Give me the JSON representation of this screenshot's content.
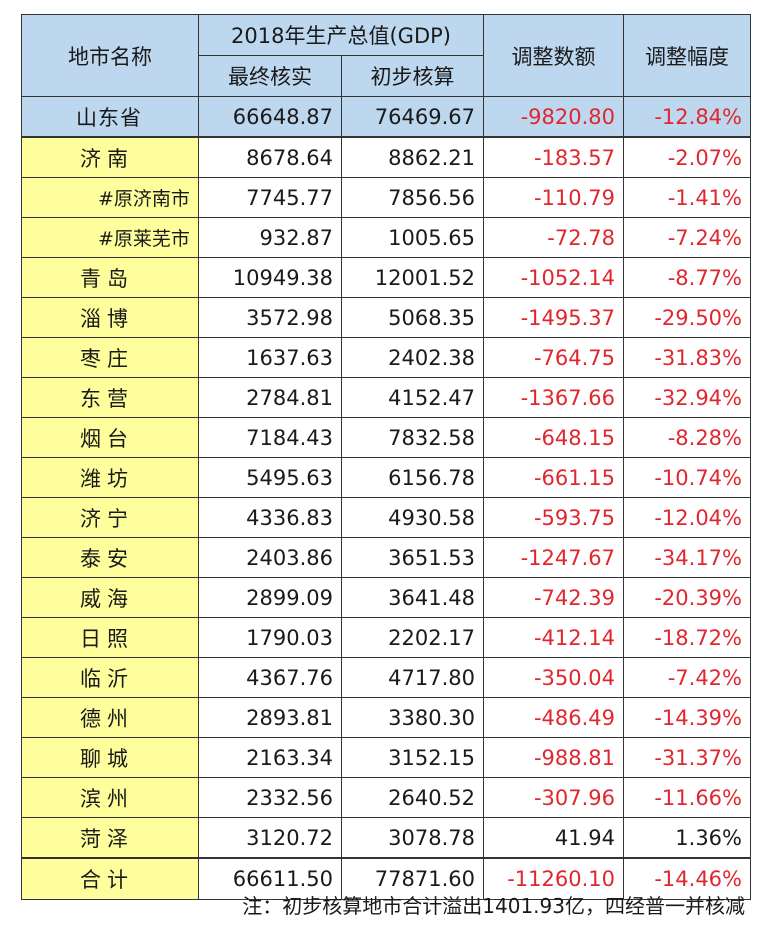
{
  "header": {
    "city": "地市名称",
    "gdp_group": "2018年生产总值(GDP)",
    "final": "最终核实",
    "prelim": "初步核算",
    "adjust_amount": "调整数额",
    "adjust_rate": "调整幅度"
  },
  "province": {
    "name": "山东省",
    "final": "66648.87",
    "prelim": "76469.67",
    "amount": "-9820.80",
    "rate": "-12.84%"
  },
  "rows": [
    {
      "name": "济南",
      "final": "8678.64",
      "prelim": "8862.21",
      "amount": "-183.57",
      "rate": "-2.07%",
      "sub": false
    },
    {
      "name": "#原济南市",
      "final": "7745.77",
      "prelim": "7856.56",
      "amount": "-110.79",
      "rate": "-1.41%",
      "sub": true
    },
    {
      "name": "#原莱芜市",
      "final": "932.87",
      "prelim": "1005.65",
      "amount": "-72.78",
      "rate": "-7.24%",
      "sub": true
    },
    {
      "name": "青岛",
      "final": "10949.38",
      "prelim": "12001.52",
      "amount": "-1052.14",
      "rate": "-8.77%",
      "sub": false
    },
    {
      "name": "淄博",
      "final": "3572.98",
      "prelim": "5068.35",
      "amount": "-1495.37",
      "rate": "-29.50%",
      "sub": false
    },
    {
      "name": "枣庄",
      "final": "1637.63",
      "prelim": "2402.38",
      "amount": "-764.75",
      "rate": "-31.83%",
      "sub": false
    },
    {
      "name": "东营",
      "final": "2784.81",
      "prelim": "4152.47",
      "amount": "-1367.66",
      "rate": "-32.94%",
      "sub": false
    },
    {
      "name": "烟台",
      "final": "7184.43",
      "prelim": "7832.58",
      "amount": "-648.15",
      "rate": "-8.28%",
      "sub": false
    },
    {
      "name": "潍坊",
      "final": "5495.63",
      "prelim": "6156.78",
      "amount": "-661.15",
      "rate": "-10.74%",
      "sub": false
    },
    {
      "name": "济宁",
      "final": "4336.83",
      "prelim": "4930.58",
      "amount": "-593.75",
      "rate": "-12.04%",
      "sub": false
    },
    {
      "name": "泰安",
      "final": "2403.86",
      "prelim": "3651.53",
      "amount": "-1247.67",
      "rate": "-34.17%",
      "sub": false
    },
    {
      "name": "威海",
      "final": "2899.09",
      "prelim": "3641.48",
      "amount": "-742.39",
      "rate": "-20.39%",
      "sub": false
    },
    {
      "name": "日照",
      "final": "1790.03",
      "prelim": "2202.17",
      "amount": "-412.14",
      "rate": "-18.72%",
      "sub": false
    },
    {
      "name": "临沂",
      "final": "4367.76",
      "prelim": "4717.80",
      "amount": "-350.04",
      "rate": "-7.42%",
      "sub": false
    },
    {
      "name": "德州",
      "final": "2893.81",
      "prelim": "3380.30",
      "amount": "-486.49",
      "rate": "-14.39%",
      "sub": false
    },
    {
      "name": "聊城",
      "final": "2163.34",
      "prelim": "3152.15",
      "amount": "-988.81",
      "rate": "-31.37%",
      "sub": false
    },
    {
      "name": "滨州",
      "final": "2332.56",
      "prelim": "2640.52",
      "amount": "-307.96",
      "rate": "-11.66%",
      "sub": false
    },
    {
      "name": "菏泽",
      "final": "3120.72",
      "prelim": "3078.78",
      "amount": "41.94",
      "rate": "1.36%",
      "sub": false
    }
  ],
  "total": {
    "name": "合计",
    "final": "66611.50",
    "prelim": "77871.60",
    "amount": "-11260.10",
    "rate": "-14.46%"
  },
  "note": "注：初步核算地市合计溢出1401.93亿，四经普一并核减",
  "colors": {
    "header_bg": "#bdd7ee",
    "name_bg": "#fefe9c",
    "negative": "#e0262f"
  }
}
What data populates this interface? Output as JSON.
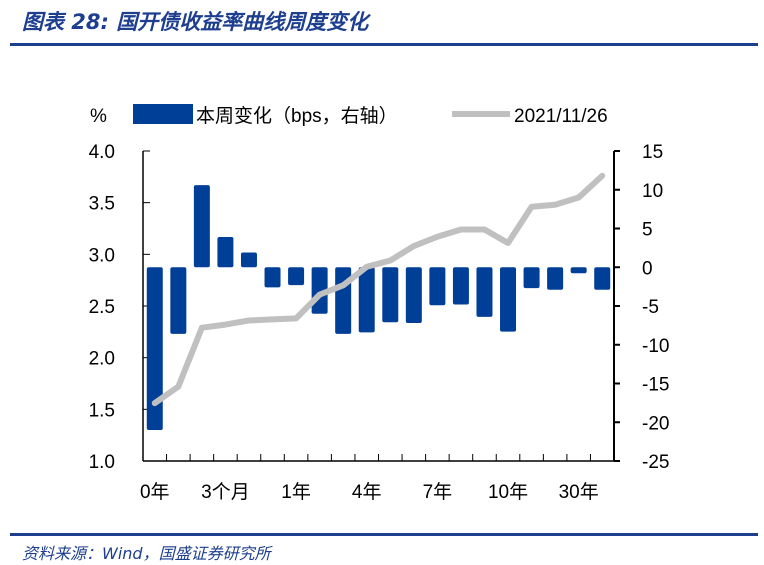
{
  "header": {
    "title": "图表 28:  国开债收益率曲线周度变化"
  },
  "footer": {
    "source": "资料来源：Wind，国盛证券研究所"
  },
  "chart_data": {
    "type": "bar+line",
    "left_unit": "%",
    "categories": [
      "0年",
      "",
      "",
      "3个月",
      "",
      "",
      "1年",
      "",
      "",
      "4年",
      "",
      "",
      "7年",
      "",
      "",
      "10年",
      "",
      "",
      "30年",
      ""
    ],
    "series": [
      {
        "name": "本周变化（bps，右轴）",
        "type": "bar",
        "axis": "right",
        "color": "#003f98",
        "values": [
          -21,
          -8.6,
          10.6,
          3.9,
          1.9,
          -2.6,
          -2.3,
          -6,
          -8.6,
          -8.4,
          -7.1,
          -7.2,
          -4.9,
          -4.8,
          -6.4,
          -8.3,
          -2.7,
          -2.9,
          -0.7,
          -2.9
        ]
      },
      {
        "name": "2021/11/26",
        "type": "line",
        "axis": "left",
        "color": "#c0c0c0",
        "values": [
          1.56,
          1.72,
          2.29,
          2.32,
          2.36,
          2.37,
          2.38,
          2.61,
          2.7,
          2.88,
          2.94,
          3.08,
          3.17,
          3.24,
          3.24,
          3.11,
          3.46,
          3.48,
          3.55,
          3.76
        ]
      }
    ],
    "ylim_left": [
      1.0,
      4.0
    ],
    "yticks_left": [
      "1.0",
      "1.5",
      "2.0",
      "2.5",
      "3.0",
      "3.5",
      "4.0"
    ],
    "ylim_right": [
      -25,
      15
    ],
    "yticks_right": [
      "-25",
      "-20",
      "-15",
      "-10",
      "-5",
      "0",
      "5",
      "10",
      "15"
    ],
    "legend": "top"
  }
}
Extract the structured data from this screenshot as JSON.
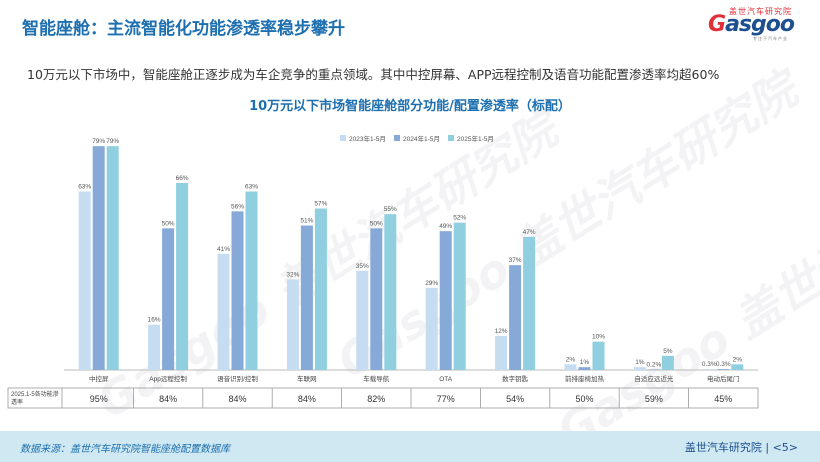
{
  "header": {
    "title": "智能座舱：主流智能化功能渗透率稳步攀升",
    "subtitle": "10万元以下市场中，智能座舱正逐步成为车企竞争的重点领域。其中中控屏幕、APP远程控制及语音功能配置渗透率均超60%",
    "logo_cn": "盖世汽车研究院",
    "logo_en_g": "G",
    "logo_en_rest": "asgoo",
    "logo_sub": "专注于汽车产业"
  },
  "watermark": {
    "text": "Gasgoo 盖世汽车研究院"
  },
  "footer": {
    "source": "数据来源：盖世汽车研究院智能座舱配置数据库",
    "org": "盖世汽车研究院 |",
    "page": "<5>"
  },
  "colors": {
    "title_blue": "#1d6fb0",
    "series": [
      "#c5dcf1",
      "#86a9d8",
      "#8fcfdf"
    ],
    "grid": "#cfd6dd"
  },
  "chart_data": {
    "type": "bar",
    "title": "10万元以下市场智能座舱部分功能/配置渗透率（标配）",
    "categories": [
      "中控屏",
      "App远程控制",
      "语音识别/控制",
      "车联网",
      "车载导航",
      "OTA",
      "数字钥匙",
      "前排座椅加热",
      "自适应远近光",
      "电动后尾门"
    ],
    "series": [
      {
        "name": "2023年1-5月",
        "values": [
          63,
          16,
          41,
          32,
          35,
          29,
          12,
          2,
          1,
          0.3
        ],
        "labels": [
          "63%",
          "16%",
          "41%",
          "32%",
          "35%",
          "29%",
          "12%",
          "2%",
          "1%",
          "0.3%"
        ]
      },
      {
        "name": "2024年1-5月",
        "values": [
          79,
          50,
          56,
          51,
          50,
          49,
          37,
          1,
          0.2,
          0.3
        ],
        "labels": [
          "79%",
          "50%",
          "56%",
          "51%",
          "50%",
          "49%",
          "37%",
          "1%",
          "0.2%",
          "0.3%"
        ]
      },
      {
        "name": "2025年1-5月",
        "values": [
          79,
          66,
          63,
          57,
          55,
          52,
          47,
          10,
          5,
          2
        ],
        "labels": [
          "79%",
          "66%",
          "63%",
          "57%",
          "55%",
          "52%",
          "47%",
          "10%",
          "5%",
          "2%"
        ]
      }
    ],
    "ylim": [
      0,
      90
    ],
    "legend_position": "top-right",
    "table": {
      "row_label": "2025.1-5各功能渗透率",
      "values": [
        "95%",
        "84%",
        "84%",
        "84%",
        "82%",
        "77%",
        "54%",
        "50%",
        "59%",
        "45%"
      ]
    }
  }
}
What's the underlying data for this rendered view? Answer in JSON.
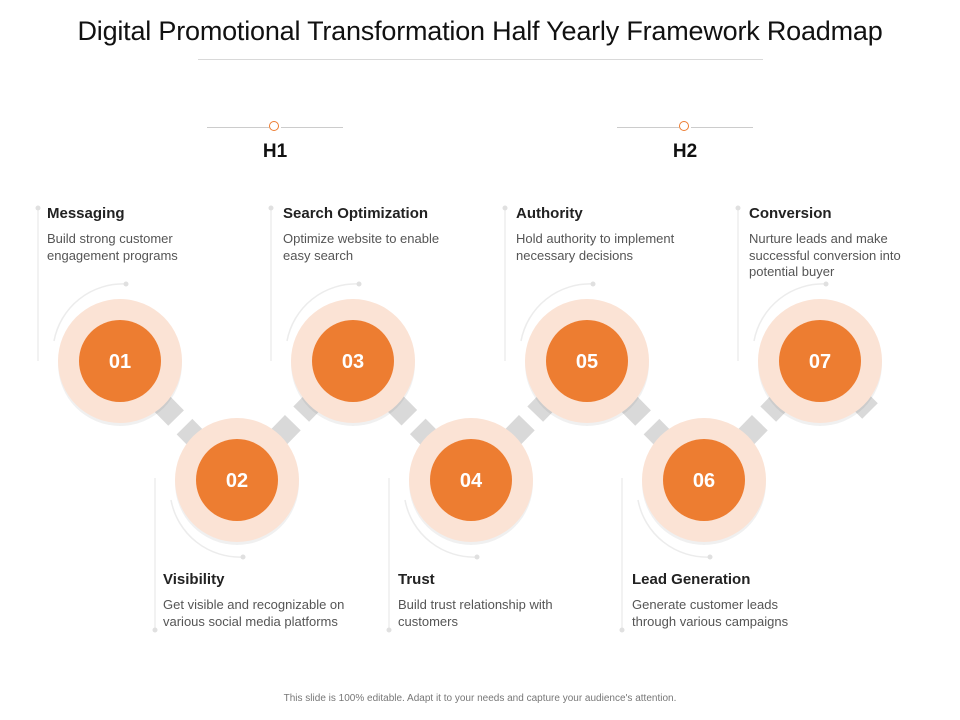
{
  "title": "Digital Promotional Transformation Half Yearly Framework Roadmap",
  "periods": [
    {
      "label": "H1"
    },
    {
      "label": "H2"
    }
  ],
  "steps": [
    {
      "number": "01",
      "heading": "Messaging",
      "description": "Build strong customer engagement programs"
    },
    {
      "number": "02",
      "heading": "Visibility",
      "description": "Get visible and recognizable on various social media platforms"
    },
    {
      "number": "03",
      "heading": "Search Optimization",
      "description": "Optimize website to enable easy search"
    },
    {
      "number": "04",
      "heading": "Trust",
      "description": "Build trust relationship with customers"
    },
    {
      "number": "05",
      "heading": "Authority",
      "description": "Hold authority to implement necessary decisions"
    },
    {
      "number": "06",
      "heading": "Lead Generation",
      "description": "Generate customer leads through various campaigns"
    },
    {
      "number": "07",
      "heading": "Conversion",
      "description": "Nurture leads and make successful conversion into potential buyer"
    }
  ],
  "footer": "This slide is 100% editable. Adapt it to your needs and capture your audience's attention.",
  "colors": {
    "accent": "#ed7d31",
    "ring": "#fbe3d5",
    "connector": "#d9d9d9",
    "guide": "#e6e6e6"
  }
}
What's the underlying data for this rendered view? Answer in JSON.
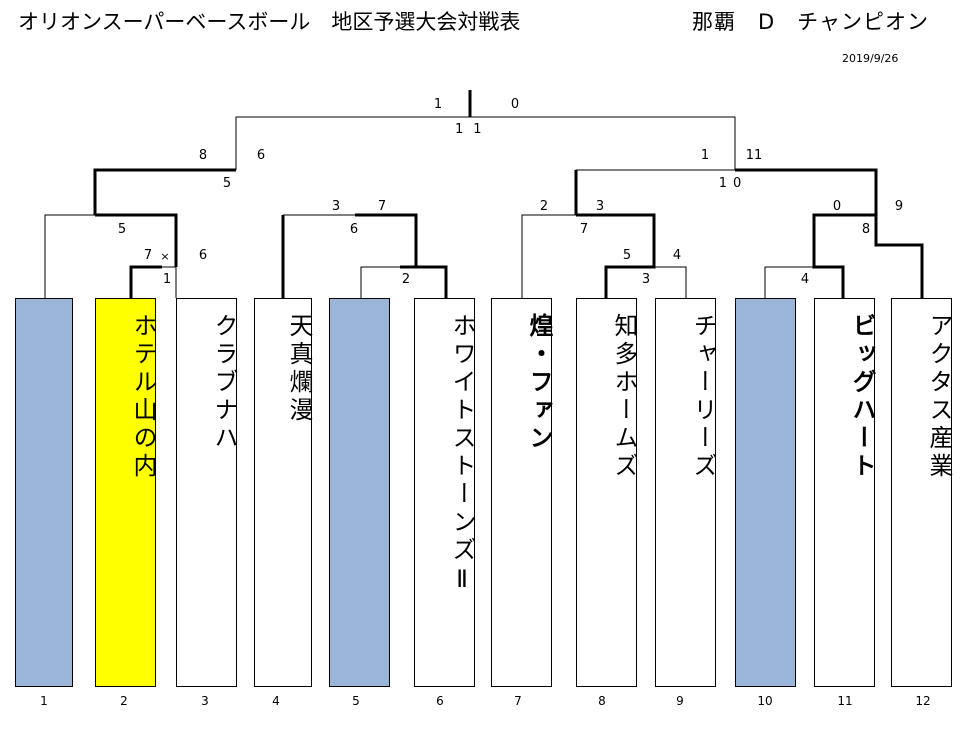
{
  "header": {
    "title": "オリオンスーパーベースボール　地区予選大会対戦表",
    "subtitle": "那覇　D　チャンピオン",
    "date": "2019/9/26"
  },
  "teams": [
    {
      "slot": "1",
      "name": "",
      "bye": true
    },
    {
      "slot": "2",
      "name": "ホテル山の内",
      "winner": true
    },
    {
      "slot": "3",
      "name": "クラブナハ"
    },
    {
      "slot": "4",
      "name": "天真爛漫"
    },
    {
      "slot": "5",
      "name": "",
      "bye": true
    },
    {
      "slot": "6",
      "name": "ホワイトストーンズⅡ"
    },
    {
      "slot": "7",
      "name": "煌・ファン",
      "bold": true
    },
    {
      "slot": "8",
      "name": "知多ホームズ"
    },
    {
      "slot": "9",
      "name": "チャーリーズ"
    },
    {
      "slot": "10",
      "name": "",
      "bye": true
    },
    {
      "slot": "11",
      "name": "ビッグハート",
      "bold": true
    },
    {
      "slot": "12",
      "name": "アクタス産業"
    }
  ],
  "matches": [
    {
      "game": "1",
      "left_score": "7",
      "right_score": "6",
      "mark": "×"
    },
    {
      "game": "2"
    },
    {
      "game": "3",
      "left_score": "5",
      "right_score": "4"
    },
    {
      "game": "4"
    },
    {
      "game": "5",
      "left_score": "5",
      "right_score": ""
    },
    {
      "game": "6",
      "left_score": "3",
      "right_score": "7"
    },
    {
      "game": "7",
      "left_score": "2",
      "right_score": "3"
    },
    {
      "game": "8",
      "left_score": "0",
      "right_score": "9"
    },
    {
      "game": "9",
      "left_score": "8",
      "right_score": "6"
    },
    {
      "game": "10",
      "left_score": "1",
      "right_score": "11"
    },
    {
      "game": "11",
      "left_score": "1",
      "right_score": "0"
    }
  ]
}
··········
Problem details: Scan the material above. Return every line containing the string "JSON".

Finished task:
Give me the JSON representation of this screenshot's content.
What data populates this interface? Output as JSON.
Extract the structured data from this screenshot as JSON.
What's the underlying data for this rendered view? Answer in JSON.
What's the underlying data for this rendered view? Answer in JSON.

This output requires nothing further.